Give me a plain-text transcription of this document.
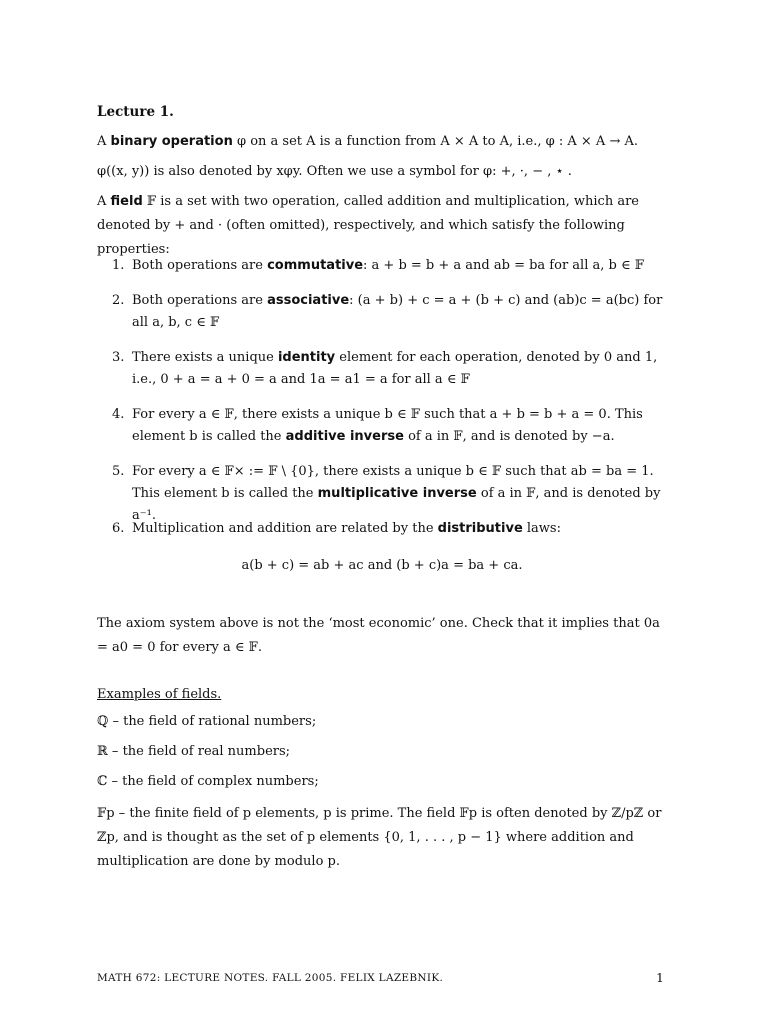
Lecture 1.
A binary operation φ on a set A is a function from A × A to A, i.e., φ : A × A → A.
φ((x, y)) is also denoted by xφy. Often we use a symbol for φ: +, ·, − , ⋆ .
A field 𝔽 is a set with two operation, called addition and multiplication, which are denoted by + and · (often omitted), respectively, and which satisfy the following properties:
1. Both operations are commutative: a + b = b + a and ab = ba for all a, b ∈ 𝔽
2. Both operations are associative: (a + b) + c = a + (b + c) and (ab)c = a(bc) for all a, b, c ∈ 𝔽
3. There exists a unique identity element for each operation, denoted by 0 and 1, i.e., 0 + a = a + 0 = a and 1a = a1 = a for all a ∈ 𝔽
4. For every a ∈ 𝔽, there exists a unique b ∈ 𝔽 such that a + b = b + a = 0. This element b is called the additive inverse of a in 𝔽, and is denoted by −a.
5. For every a ∈ 𝔽× := 𝔽 \ {0}, there exists a unique b ∈ 𝔽 such that ab = ba = 1. This element b is called the multiplicative inverse of a in 𝔽, and is denoted by a⁻¹.
6. Multiplication and addition are related by the distributive laws:
a(b + c) = ab + ac and (b + c)a = ba + ca.
The axiom system above is not the ‘most economic’ one. Check that it implies that 0a = a0 = 0 for every a ∈ 𝔽.
Examples of fields.
ℚ – the field of rational numbers;
ℝ – the field of real numbers;
ℂ – the field of complex numbers;
𝔽p – the finite field of p elements, p is prime. The field 𝔽p is often denoted by ℤ/pℤ or ℤp, and is thought as the set of p elements {0, 1, . . . , p − 1} where addition and multiplication are done by modulo p.
MATH 672: LECTURE NOTES. FALL 2005. FELIX LAZEBNIK.	1
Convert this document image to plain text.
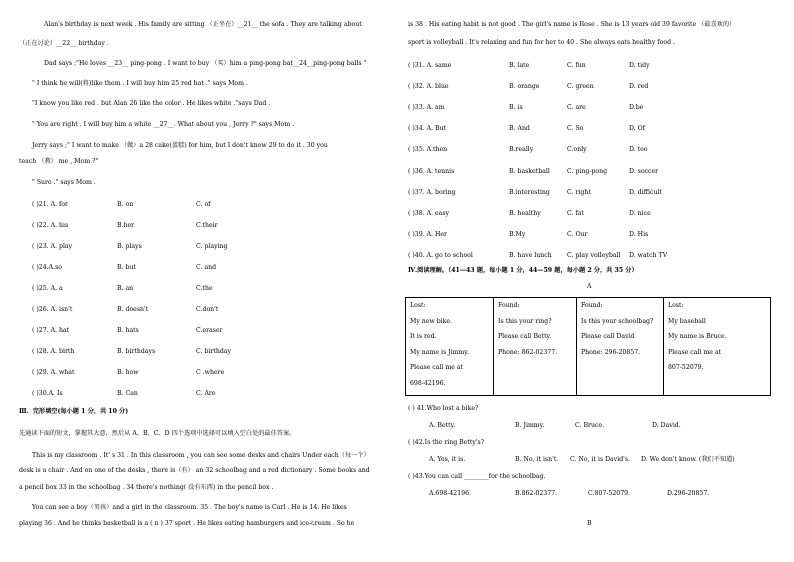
Alan's birthday is next week . His family are sitting （正坐在）__21__ the sofa . They are talking about
（正在讨论）__22__ birthday .
Dad says ;"He loves __23__ ping-pong . I want to buy （买）him a ping-pong bat__24__ping-pong balls "
" I think he will(将)like them . I will buy him 25 red hat ." says Mom .
"I know you like red . but Alan 26 like the color . He likes white ."says Dad .
" You are right . I will buy him a white __27__. What about you , Jerry ?" says Mom .
Jerry says ;" I want to make （做）a 28 cake(蛋糕) for him, but I don't know 29 to do it . 30 you
teach （教） me , Mom ?"
" Sure ." says Mom .
( )21. A. for	B. on	C. of
( )22. A. his	B.her	C.their
( )23. A. play	B. plays	C. playing
( )24.A.so	B. but	C. and
( )25. A. a	B. an	C.the
( )26. A. isn't	B. doesn't	C.don't
( )27. A. hat	B. hats	C.eraser
( )28. A. birth	B. birthdays	C. birthday
( )29. A. what	B. how	C .where
( )30.A. Is	B. Can	C. Are
Ⅲ．完形填空(每小题 1 分，共 10 分)
先通读下面的短文，掌握其大意，然后从 A、B、C、D 四个选项中选择可以填入空白处的最佳答案。
This is my classroom . It' s 31 . In this classroom , you can see some desks and chairs Under each（每一个）
desk is a chair . And on one of the desks , there is（有） an 32 schoolbag and a red dictionary . Some books and
a pencil box 33 in the schoolbag . 34 there's nothing( 没有东西) in the pencil box .
You can see a boy（男孩）and a girl in the classroom. 35 . The boy's name is Carl . He is 14. He likes
playing 36 . And he thinks basketball is a ( n ) 37 sport . He likes eating hamburgers and ice-cream . So he
is 38 . His eating habit is not good . The girl's name is Rose . She is 13 years old 39 favorite （最喜欢的）
sport is volleyball . It's relaxing and fun for her to 40 . She always eats healthy food .
( )31. A. same	B. late	C. fun	D. tidy
( )32. A. blue	B. orange	C. green	D. red
( )33. A. am	B. is	C. are	D.be
( )34. A. But	B. And	C. So	D. Of
( )35. A.then	B.really	C.only	D. too
( )36. A. tennis	B. basketball	C. ping-pong	D. soccer
( )37. A. boring	B.interesting	C. right	D. difficult
( )38. A. easy	B. healthy	C. fat	D. nice
( )39. A. Her	B.My	C. Our	D. His
( )40. A. go to school	B. have lunch C. play volleyball D. watch TV
Ⅳ.阅读理解。（41—43 题，每小题 1 分，44—59 题，每小题 2 分，共 35 分）
A
( ) 41.Who lost a bike?
A. Betty.	B. Jimmy.	C. Bruce.	D. David.
( )42.Is the ring Betty's?
A. Yes, it is.	B. No, it isn't. C. No, it is David's. D. We don't know. (我们不知道)
( )43.You can call ________for the schoolbag.
A.698-42196.	B.862-02377.	C.807-52079.	D.296-20857.
B
Lost:
My new bike.
It is red.
My name is Jimmy.
Please call me at
698-42196.

Found:
Is this your ring?
Please call Betty.
Phone: 862-02377.

Found:
Is this your schoolbag?
Please call David
Phone: 296-20857.

Lost:
My baseball
My name is Bruce.
Please call me at
807-52079.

--------------------------------------------------

◆ Your objective
Repeat the full listing above exactly, with no pictures in the copy.

◆ The answer
Give me a plain-text transcription of this document.
Lecture 1.
A binary operation φ on a set A is a function from A × A to A, i.e., φ : A × A → A.
φ((x, y)) is also denoted by xφy. Often we use a symbol for φ: +, ·, − , ⋆ .
A field 𝔽 is a set with two operation, called addition and multiplication, which are denoted by + and · (often omitted), respectively, and which satisfy the following properties:
1. Both operations are commutative: a + b = b + a and ab = ba for all a, b ∈ 𝔽
2. Both operations are associative: (a + b) + c = a + (b + c) and (ab)c = a(bc) for all a, b, c ∈ 𝔽
3. There exists a unique identity element for each operation, denoted by 0 and 1, i.e., 0 + a = a + 0 = a and 1a = a1 = a for all a ∈ 𝔽
4. For every a ∈ 𝔽, there exists a unique b ∈ 𝔽 such that a + b = b + a = 0. This element b is called the additive inverse of a in 𝔽, and is denoted by −a.
5. For every a ∈ 𝔽× := 𝔽 \ {0}, there exists a unique b ∈ 𝔽 such that ab = ba = 1. This element b is called the multiplicative inverse of a in 𝔽, and is denoted by a⁻¹.
6. Multiplication and addition are related by the distributive laws:
a(b + c) = ab + ac and (b + c)a = ba + ca.
The axiom system above is not the ‘most economic’ one. Check that it implies that 0a = a0 = 0 for every a ∈ 𝔽.
Examples of fields.
ℚ – the field of rational numbers;
ℝ – the field of real numbers;
ℂ – the field of complex numbers;
𝔽p – the finite field of p elements, p is prime. The field 𝔽p is often denoted by ℤ/pℤ or ℤp, and is thought as the set of p elements {0, 1, . . . , p − 1} where addition and multiplication are done by modulo p.
MATH 672: LECTURE NOTES. FALL 2005. FELIX LAZEBNIK.	1
Convert this document image to plain text.
Alan's birthday is next week . His family are sitting （正坐在）__21__ the sofa . They are talking about
（正在讨论）__22__ birthday .
Dad says ;"He loves __23__ ping-pong . I want to buy （买）him a ping-pong bat__24__ping-pong balls "
" I think he will(将)like them . I will buy him 25 red hat ." says Mom .
"I know you like red . but Alan 26 like the color . He likes white ."says Dad .
" You are right . I will buy him a white __27__. What about you , Jerry ?" says Mom .
Jerry says ;" I want to make （做）a 28 cake(蛋糕) for him, but I don't know 29 to do it . 30 you
teach （教） me , Mom ?"
" Sure ." says Mom .
( )21. A. for	B. on	C. of
( )22. A. his	B.her	C.their
( )23. A. play	B. plays	C. playing
( )24.A.so	B. but	C. and
( )25. A. a	B. an	C.the
( )26. A. isn't	B. doesn't	C.don't
( )27. A. hat	B. hats	C.eraser
( )28. A. birth	B. birthdays	C. birthday
( )29. A. what	B. how	C .where
( )30.A. Is	B. Can	C. Are
Ⅲ．完形填空(每小题 1 分，共 10 分)
先通读下面的短文，掌握其大意，然后从 A、B、C、D 四个选项中选择可以填入空白处的最佳答案。
This is my classroom . It' s 31 . In this classroom , you can see some desks and chairs Under each（每一个）
desk is a chair . And on one of the desks , there is（有） an 32 schoolbag and a red dictionary . Some books and
a pencil box 33 in the schoolbag . 34 there's nothing( 没有东西) in the pencil box .
You can see a boy（男孩）and a girl in the classroom. 35 . The boy's name is Carl . He is 14. He likes
playing 36 . And he thinks basketball is a ( n ) 37 sport . He likes eating hamburgers and ice-cream . So he
is 38 . His eating habit is not good . The girl's name is Rose . She is 13 years old 39 favorite （最喜欢的）
sport is volleyball . It's relaxing and fun for her to 40 . She always eats healthy food .
( )31. A. same	B. late	C. fun	D. tidy
( )32. A. blue	B. orange	C. green	D. red
( )33. A. am	B. is	C. are	D.be
( )34. A. But	B. And	C. So	D. Of
( )35. A.then	B.really	C.only	D. too
( )36. A. tennis	B. basketball	C. ping-pong	D. soccer
( )37. A. boring	B.interesting	C. right	D. difficult
( )38. A. easy	B. healthy	C. fat	D. nice
( )39. A. Her	B.My	C. Our	D. His
( )40. A. go to school	B. have lunch C. play volleyball D. watch TV
Ⅳ.阅读理解。（41—43 题，每小题 1 分，44—59 题，每小题 2 分，共 35 分）
A
( ) 41.Who lost a bike?
A. Betty.	B. Jimmy.	C. Bruce.	D. David.
( )42.Is the ring Betty's?
A. Yes, it is.	B. No, it isn't. C. No, it is David's. D. We don't know. (我们不知道)
( )43.You can call ________for the schoolbag.
A.698-42196.	B.862-02377.	C.807-52079.	D.296-20857.
B
Lost:
My new bike.
It is red.
My name is Jimmy.
Please call me at
698-42196.

Found:
Is this your ring?
Please call Betty.
Phone: 862-02377.

Found:
Is this your schoolbag?
Please call David
Phone: 296-20857.

Lost:
My baseball
My name is Bruce.
Please call me at
807-52079.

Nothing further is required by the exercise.